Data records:
^^^^^^^^

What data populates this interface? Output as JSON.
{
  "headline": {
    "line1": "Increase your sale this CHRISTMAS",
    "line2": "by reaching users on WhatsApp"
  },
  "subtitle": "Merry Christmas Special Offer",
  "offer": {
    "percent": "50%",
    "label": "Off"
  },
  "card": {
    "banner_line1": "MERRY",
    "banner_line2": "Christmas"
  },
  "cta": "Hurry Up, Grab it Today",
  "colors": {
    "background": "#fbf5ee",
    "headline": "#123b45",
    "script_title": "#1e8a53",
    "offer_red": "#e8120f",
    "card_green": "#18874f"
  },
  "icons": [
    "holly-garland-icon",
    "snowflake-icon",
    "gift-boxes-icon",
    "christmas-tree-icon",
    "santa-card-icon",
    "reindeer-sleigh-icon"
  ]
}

^^^^^^^^

Output the complete data exactly as written.

*THE ANSWER*:
What data populates this interface? Output as JSON.
{
  "headline": {
    "line1": "Increase your sale this CHRISTMAS",
    "line2": "by reaching users on WhatsApp"
  },
  "subtitle": "Merry Christmas Special Offer",
  "offer": {
    "percent": "50%",
    "label": "Off"
  },
  "card": {
    "banner_line1": "MERRY",
    "banner_line2": "Christmas"
  },
  "cta": "Hurry Up, Grab it Today",
  "colors": {
    "background": "#fbf5ee",
    "headline": "#123b45",
    "script_title": "#1e8a53",
    "offer_red": "#e8120f",
    "card_green": "#18874f"
  },
  "icons": [
    "holly-garland-icon",
    "snowflake-icon",
    "gift-boxes-icon",
    "christmas-tree-icon",
    "santa-card-icon",
    "reindeer-sleigh-icon"
  ]
}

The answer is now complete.